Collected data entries
----

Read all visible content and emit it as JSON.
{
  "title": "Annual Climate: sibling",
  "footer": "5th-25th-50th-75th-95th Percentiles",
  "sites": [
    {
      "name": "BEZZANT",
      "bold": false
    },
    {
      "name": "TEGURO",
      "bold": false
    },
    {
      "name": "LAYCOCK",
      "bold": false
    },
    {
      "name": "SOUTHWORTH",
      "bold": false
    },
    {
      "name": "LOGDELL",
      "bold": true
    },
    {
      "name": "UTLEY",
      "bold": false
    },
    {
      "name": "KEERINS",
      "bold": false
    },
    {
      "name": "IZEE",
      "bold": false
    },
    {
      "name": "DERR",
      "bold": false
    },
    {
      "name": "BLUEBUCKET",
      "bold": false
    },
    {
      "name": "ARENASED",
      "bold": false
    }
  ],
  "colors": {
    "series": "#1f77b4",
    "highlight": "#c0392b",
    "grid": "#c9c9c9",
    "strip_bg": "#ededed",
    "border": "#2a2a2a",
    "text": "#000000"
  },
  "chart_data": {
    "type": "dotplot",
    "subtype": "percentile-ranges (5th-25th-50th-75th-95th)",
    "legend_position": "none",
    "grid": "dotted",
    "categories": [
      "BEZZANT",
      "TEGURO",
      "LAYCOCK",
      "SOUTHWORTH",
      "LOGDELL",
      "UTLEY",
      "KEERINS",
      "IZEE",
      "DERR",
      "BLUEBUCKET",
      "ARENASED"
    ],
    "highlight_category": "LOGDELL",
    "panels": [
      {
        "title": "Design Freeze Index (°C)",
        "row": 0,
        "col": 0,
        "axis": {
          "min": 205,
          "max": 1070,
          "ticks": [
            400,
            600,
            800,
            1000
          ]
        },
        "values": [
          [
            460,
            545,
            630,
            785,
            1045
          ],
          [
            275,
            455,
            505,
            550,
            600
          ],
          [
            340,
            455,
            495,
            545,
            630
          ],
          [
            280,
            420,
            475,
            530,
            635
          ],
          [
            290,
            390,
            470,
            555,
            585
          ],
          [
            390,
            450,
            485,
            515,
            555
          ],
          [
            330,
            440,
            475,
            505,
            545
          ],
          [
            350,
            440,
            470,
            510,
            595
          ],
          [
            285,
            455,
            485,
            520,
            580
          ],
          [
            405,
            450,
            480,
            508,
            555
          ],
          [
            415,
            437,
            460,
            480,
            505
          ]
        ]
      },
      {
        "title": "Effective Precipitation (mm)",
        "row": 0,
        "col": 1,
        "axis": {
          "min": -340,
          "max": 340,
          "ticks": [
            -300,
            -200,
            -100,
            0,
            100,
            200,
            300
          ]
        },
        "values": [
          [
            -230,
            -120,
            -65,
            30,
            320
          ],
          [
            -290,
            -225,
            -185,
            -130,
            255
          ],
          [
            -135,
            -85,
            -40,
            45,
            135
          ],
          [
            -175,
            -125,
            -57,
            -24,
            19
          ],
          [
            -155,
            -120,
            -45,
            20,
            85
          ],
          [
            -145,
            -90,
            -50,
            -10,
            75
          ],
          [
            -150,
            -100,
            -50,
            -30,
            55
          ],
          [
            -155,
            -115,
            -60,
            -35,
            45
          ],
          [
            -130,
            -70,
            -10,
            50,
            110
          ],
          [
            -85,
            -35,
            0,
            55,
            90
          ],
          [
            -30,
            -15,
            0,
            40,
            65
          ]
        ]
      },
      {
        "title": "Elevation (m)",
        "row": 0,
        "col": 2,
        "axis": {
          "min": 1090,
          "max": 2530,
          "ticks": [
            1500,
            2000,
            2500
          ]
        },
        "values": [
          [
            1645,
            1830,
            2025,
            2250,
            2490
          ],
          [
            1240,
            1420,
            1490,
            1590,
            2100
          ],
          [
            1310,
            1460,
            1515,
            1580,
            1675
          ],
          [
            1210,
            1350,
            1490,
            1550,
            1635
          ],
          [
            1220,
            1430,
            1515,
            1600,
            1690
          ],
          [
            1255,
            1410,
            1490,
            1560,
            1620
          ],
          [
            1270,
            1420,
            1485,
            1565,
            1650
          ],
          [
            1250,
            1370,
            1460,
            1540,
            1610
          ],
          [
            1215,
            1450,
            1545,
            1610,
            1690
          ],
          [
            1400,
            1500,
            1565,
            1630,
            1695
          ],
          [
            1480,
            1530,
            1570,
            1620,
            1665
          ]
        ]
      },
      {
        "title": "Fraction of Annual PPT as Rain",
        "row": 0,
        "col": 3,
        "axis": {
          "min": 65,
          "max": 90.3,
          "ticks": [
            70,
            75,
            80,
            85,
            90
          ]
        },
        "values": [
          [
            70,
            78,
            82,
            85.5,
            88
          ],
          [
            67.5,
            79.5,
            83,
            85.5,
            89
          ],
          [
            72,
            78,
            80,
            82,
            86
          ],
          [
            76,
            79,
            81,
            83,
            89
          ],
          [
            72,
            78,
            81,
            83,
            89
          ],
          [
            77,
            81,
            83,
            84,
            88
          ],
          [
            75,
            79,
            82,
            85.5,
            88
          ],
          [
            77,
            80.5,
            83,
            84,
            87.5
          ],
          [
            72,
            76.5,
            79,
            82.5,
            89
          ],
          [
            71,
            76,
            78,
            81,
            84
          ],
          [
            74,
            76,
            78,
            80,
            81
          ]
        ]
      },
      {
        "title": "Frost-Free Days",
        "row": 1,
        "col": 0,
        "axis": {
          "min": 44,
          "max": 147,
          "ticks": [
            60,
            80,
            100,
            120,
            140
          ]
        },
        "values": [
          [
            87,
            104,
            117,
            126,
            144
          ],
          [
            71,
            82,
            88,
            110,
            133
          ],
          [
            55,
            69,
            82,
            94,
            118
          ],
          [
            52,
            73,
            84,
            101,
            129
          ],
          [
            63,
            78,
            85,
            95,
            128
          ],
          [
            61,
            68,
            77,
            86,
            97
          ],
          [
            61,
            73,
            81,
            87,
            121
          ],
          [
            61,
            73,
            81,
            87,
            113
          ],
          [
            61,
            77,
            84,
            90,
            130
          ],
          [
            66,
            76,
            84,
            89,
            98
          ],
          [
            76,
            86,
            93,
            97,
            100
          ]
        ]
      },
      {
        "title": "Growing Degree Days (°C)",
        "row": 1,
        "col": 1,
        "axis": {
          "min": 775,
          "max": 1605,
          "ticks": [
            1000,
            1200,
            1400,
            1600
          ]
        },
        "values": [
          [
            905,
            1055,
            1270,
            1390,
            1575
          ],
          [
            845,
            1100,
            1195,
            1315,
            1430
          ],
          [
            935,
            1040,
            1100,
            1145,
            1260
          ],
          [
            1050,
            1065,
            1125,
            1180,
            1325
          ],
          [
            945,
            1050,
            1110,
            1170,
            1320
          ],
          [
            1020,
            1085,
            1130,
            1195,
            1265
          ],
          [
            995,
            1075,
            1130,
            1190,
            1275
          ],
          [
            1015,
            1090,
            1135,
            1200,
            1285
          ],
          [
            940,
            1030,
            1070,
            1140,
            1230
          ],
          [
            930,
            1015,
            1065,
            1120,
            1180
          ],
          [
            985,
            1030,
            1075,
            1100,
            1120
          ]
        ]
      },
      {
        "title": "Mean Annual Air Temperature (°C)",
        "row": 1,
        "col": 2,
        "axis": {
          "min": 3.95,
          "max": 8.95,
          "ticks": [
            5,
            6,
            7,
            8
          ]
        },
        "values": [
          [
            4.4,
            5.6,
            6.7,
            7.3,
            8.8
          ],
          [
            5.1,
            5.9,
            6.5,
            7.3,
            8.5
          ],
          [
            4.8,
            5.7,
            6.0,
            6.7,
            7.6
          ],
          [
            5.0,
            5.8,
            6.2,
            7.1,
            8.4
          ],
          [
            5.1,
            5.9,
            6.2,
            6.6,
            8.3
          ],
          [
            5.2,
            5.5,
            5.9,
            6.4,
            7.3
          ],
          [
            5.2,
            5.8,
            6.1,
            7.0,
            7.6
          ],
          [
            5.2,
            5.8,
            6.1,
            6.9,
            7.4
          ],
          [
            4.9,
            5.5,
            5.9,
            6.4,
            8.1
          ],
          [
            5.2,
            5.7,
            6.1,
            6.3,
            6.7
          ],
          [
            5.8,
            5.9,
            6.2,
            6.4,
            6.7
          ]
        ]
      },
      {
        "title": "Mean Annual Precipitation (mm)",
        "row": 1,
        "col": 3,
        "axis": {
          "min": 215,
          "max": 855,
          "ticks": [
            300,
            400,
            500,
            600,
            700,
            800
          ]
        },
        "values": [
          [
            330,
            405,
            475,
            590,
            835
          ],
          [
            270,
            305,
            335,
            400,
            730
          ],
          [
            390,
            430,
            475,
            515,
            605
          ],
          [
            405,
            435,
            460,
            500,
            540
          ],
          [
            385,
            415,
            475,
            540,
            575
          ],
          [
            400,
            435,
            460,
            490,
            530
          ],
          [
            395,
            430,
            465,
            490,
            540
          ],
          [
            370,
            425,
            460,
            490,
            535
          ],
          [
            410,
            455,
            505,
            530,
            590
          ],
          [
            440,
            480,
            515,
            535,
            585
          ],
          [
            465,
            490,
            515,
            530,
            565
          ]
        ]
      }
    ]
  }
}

----

### Exercise description
From the entries, report each line that includes the word "title".

### Reply
  "title": "Annual Climate: sibling",
        "title": "Design Freeze Index (°C)",
        "title": "Effective Precipitation (mm)",
        "title": "Elevation (m)",
        "title": "Fraction of Annual PPT as Rain",
        "title": "Frost-Free Days",
        "title": "Growing Degree Days (°C)",
        "title": "Mean Annual Air Temperature (°C)",
        "title": "Mean Annual Precipitation (mm)",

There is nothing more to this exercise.